---------- Extracted information

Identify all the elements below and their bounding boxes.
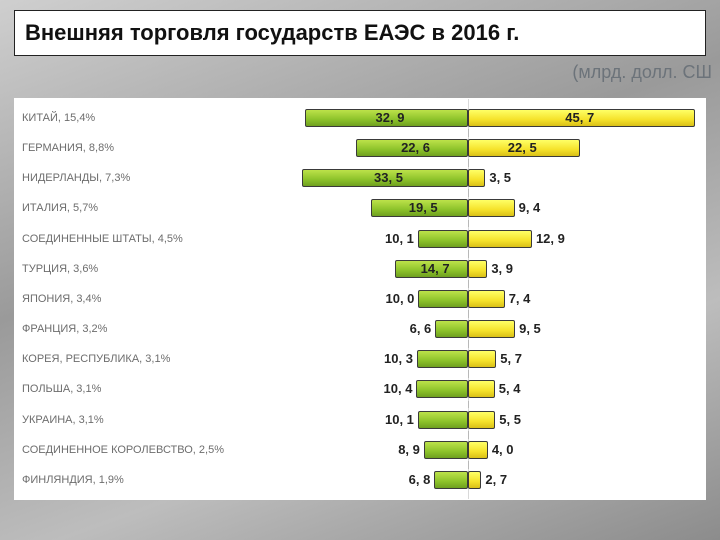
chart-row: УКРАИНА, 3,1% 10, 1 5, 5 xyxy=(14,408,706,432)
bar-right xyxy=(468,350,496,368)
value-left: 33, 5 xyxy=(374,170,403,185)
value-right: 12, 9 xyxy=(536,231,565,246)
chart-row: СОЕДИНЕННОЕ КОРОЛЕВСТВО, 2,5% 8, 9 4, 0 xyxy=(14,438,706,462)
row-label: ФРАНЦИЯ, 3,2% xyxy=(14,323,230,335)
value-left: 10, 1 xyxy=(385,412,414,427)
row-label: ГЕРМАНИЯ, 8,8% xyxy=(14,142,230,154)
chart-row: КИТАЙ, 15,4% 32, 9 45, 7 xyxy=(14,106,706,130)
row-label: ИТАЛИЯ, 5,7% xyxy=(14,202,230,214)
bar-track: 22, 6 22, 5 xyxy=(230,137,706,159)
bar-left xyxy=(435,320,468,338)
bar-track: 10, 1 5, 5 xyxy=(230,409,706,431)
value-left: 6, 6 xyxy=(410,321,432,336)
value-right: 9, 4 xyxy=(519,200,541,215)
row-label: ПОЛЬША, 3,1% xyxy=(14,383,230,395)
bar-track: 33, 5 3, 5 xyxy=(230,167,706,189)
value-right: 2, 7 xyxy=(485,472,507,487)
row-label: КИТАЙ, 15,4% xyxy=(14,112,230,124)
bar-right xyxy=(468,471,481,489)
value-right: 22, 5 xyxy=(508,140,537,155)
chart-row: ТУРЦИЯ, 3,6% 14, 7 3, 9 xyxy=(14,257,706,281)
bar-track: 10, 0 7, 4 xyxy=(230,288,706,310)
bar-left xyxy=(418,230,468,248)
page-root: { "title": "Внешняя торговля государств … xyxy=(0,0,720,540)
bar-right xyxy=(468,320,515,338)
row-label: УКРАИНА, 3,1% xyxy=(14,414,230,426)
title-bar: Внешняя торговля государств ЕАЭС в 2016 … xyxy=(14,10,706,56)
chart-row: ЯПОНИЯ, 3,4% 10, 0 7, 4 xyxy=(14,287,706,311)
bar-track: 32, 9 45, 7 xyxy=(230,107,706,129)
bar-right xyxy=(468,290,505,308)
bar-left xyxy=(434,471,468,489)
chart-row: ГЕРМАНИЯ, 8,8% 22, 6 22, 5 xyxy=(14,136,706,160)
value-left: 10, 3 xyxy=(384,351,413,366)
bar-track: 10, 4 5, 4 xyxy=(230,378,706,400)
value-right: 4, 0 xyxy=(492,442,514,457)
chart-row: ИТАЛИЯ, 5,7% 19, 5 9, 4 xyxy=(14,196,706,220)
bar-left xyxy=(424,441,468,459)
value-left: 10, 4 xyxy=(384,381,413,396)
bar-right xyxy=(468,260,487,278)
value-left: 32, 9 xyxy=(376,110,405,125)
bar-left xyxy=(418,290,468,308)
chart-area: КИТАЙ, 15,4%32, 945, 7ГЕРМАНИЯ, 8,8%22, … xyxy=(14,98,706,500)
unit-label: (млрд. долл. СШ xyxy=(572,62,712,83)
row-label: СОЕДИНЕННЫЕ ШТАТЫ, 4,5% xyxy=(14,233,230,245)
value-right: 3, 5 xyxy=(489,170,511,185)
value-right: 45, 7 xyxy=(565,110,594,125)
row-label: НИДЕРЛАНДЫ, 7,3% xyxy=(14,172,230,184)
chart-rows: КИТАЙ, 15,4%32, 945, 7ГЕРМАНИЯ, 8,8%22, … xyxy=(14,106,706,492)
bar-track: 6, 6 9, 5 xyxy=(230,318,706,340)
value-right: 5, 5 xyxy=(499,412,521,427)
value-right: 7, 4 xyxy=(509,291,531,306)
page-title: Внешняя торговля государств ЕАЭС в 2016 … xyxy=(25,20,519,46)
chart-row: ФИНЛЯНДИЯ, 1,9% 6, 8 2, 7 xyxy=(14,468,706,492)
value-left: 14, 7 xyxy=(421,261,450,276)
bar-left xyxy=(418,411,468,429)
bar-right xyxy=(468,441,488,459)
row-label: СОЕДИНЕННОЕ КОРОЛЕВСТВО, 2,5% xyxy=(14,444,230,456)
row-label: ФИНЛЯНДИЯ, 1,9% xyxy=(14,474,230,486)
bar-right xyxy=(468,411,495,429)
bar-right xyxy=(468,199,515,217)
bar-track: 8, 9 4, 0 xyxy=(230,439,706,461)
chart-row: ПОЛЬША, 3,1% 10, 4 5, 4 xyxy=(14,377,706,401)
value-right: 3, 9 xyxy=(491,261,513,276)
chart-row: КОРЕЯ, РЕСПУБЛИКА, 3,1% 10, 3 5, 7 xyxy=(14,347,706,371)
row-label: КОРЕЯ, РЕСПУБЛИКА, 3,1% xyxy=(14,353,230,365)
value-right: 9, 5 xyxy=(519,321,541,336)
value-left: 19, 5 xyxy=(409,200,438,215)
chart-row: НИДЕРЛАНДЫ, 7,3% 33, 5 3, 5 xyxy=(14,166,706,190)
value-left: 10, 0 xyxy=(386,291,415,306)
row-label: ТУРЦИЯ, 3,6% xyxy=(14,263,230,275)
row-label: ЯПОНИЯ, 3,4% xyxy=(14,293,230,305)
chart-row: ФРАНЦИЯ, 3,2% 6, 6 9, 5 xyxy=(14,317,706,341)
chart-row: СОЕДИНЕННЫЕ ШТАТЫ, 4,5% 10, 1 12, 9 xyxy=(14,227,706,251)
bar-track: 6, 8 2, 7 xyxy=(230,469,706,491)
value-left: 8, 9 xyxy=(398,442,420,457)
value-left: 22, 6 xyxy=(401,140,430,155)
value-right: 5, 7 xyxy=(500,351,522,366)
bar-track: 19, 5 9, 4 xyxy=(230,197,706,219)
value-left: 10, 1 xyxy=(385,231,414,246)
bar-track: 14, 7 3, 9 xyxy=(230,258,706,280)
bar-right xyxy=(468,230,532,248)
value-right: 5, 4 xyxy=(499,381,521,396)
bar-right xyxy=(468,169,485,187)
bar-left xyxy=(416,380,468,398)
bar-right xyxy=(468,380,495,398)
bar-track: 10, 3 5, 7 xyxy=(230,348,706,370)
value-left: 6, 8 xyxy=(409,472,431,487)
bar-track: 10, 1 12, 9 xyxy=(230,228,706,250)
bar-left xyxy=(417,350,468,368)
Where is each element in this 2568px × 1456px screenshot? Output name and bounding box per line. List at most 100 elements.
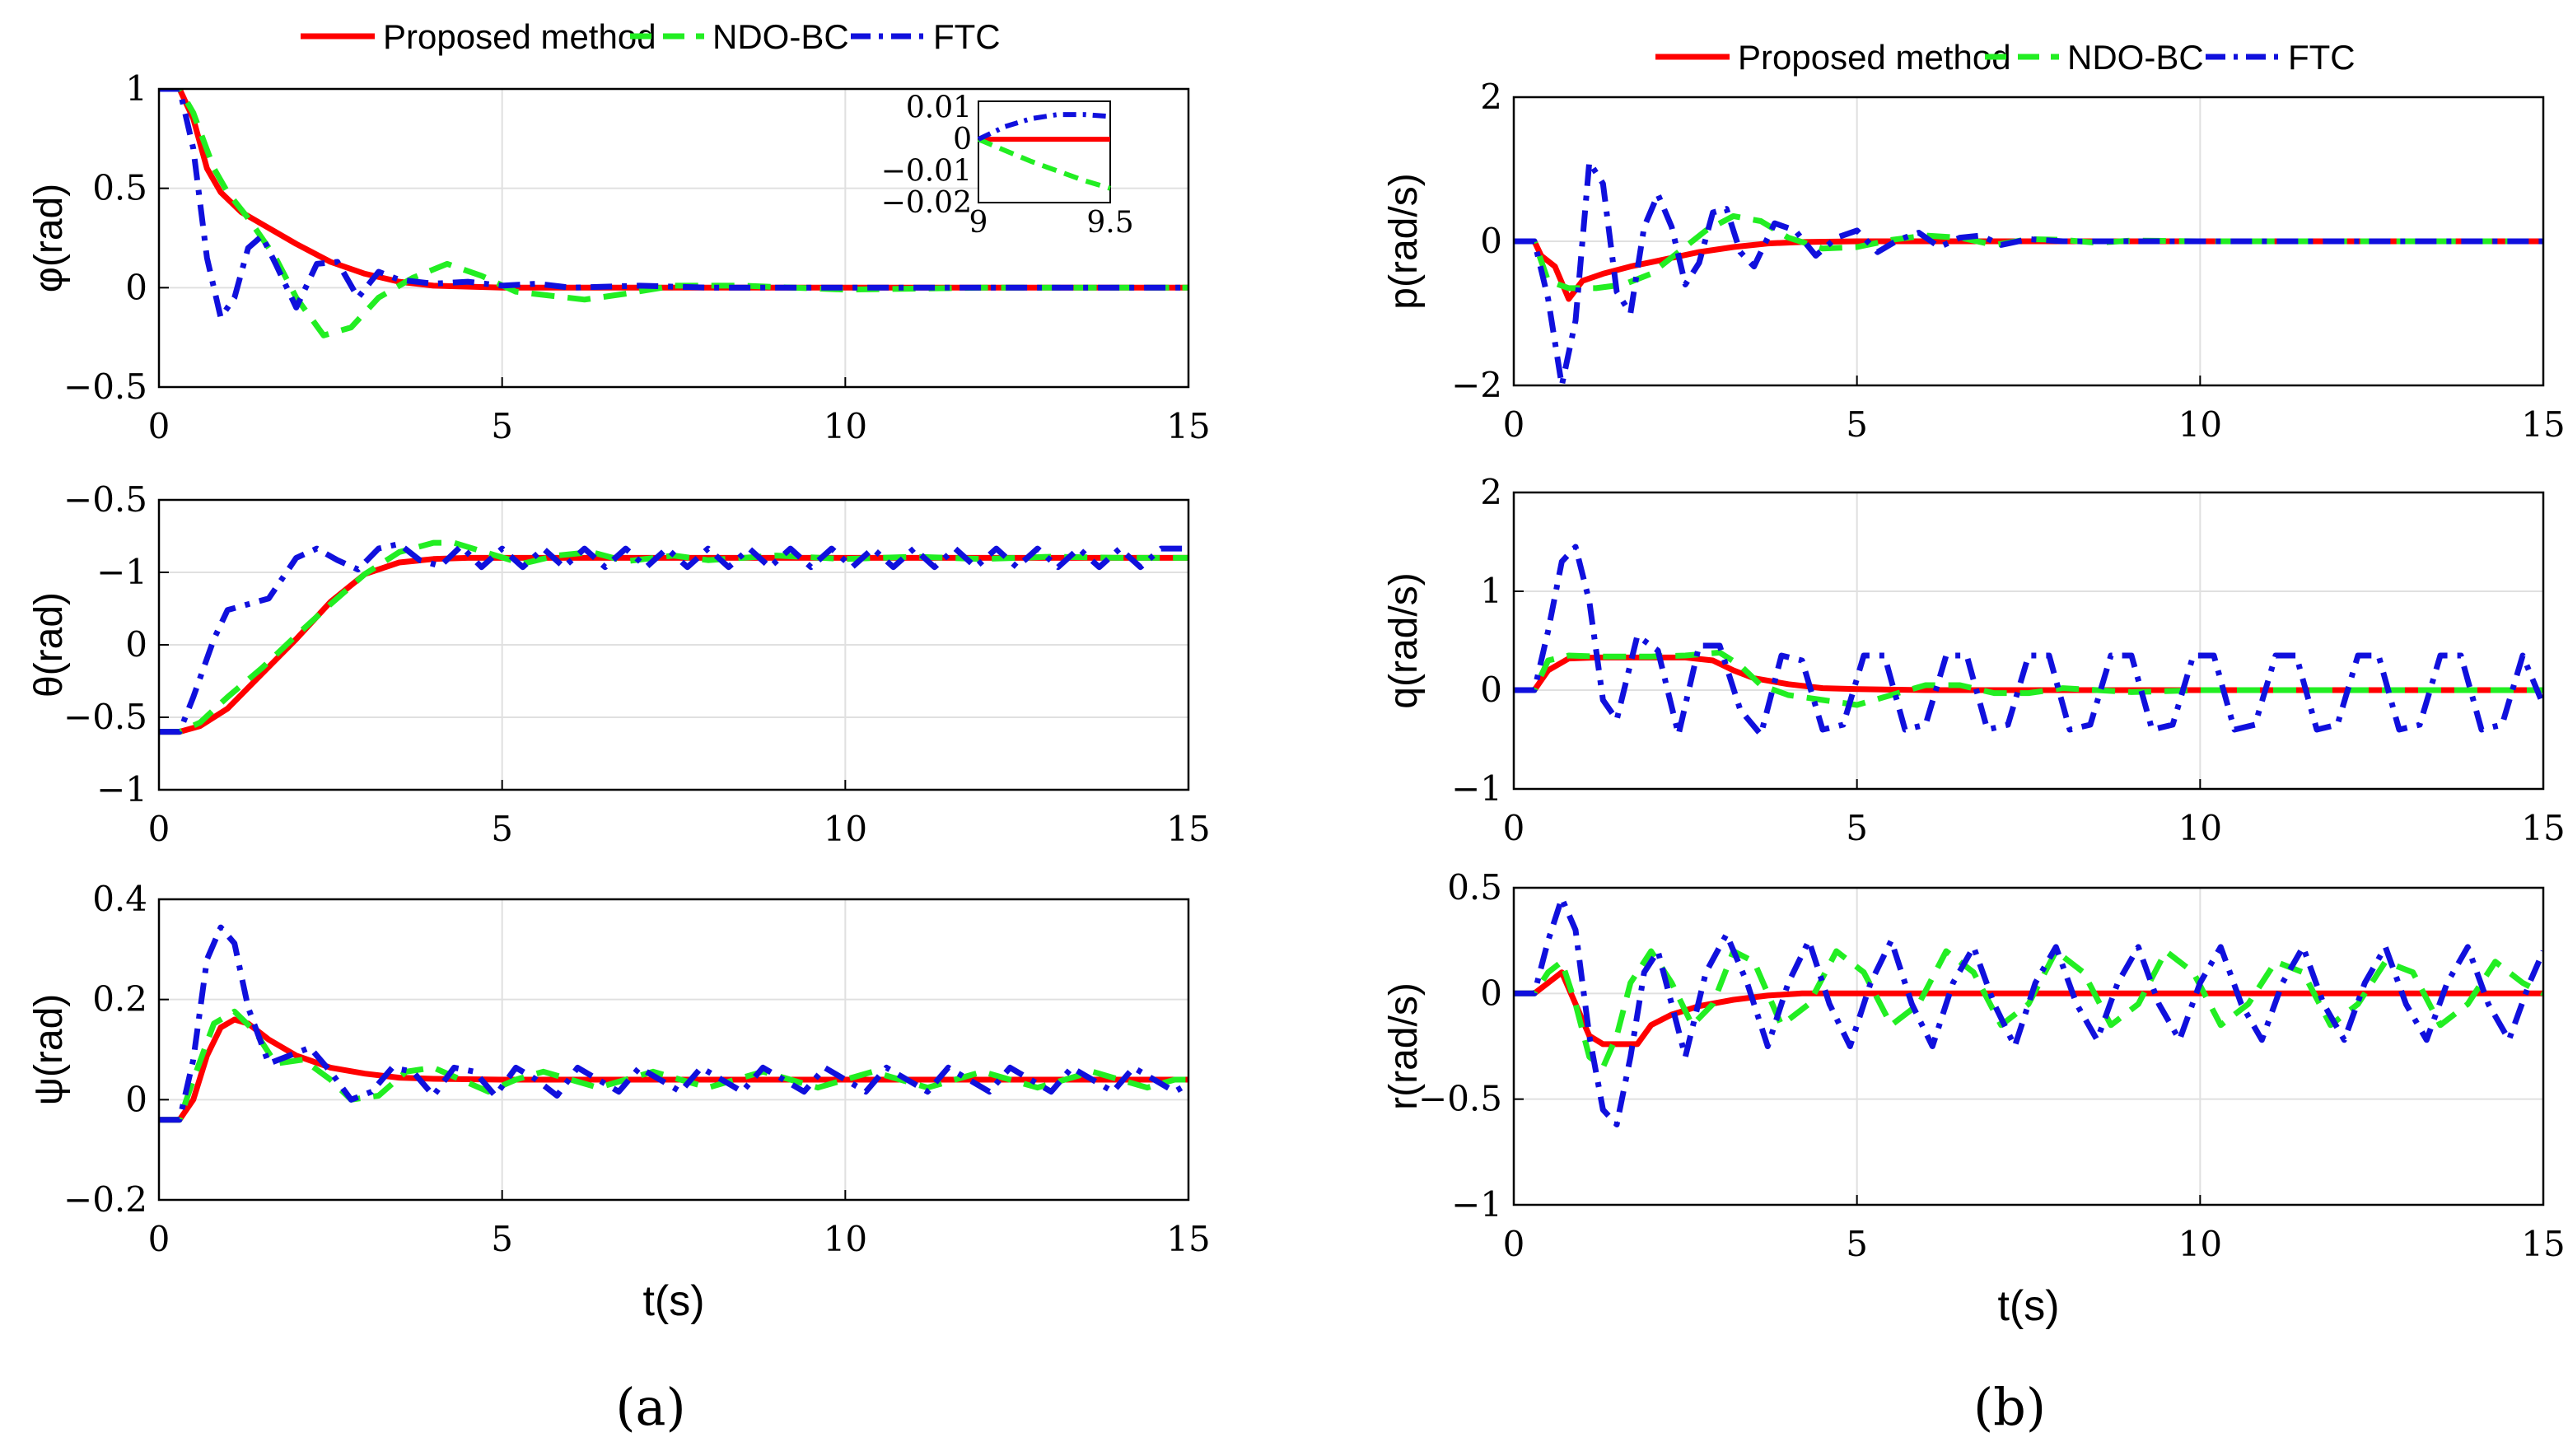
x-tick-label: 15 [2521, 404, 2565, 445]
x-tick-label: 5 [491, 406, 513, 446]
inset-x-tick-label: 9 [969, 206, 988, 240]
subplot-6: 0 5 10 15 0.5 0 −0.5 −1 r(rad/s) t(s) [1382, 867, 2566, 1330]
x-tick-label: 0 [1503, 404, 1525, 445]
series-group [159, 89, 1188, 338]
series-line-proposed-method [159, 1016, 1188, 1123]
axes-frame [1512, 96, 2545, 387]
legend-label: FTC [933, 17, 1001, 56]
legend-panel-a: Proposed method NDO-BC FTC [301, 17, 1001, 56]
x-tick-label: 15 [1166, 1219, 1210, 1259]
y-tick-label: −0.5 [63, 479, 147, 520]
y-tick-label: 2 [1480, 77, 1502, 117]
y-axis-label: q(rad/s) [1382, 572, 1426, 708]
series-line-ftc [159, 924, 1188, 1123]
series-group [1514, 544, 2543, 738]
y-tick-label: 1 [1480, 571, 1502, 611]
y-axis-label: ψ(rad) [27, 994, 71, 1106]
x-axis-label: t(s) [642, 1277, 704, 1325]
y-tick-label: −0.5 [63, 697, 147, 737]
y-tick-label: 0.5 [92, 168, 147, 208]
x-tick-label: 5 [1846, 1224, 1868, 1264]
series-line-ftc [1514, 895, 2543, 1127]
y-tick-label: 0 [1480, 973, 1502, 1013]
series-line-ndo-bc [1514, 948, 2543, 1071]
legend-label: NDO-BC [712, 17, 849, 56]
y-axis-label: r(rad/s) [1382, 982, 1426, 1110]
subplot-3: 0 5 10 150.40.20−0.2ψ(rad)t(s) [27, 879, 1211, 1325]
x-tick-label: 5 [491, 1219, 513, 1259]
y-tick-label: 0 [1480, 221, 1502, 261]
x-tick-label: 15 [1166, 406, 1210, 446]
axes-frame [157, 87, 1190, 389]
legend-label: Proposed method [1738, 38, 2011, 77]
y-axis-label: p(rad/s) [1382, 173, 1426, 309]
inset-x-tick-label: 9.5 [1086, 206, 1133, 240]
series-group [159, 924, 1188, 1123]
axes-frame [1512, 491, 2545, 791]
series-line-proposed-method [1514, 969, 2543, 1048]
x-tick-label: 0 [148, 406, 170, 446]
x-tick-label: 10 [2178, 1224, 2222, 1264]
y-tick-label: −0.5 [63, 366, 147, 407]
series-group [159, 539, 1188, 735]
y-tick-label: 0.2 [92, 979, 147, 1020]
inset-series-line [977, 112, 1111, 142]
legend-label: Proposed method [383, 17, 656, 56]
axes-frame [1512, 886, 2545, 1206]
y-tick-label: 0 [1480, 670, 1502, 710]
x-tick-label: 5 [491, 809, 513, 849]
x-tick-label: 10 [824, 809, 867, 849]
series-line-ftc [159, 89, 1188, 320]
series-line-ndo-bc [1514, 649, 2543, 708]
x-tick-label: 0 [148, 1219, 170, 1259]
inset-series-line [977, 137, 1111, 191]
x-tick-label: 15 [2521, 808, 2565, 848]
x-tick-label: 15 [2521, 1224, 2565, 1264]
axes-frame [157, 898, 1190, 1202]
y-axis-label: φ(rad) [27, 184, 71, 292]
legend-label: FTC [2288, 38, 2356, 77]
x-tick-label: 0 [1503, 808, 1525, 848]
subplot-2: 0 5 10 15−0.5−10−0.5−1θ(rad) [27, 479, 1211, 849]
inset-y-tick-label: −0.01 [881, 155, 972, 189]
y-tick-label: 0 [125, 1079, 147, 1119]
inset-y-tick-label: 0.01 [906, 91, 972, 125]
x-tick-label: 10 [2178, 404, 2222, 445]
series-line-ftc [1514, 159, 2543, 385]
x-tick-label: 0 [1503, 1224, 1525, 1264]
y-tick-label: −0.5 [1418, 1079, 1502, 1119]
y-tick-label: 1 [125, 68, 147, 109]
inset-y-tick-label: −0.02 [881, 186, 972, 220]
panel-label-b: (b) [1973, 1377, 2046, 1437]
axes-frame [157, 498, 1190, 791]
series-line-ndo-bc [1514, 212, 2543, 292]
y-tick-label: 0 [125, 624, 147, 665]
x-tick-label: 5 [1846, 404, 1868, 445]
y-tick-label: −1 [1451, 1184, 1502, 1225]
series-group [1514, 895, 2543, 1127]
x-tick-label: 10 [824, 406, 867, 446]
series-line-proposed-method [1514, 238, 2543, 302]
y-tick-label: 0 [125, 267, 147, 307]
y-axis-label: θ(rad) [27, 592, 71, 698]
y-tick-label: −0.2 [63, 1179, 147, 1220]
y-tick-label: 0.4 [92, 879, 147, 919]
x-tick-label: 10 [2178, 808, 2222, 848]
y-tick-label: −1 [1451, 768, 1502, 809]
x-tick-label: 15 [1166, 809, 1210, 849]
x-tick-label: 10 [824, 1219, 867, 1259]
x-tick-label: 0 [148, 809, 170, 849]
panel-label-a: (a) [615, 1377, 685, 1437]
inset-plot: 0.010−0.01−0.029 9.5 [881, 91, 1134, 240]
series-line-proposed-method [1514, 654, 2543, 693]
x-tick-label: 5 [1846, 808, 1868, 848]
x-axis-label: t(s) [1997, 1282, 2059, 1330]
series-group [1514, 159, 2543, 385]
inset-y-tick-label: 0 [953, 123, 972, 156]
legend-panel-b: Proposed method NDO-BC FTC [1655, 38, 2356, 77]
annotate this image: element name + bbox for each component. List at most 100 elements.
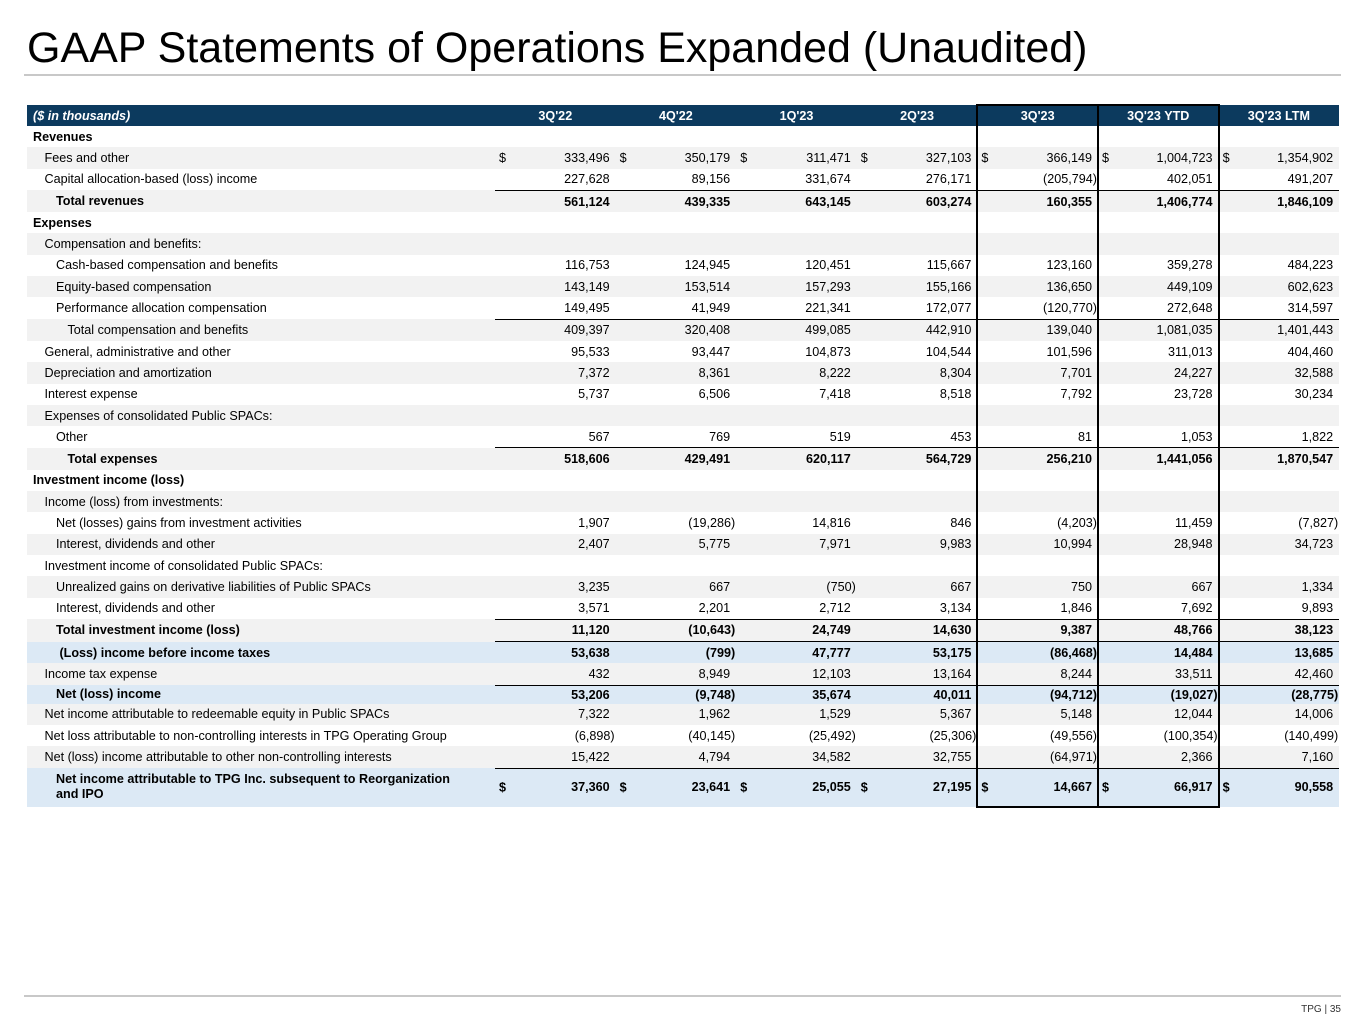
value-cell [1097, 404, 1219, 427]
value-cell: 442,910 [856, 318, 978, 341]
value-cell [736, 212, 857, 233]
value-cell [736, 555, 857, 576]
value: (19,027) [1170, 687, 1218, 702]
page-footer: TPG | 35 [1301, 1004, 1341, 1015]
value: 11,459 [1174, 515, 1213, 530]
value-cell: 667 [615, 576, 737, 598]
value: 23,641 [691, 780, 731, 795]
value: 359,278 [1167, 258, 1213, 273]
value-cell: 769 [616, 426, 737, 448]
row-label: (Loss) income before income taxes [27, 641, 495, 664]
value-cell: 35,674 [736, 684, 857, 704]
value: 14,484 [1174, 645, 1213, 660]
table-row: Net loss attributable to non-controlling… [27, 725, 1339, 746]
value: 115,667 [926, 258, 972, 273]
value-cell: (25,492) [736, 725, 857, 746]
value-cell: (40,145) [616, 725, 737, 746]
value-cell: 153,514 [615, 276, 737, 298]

--------------------

> Problem requirements
Copy everything from the line containing "value-cell [1097, 404, 1219, 427]" down to the last line of the records, and reproduce each line unchanged.

> Result for this task
value-cell [1097, 404, 1219, 427]
value-cell: 442,910 [856, 318, 978, 341]
value-cell [736, 212, 857, 233]
value-cell [736, 555, 857, 576]
value: (19,027) [1170, 687, 1218, 702]
page-footer: TPG | 35 [1301, 1004, 1341, 1015]
value: 11,459 [1174, 515, 1213, 530]
value-cell: 667 [615, 576, 737, 598]
value: 23,641 [691, 780, 731, 795]
value: 359,278 [1167, 258, 1213, 273]
value-cell: 769 [616, 426, 737, 448]
row-label: (Loss) income before income taxes [27, 641, 495, 664]
value-cell: 35,674 [736, 684, 857, 704]
value: 14,484 [1174, 645, 1213, 660]
table-row: Net loss attributable to non-controlling… [27, 725, 1339, 746]
value: 115,667 [926, 258, 972, 273]
value-cell: (25,492) [736, 725, 857, 746]
value-cell: (40,145) [616, 725, 737, 746]
value-cell: 153,514 [615, 276, 737, 298]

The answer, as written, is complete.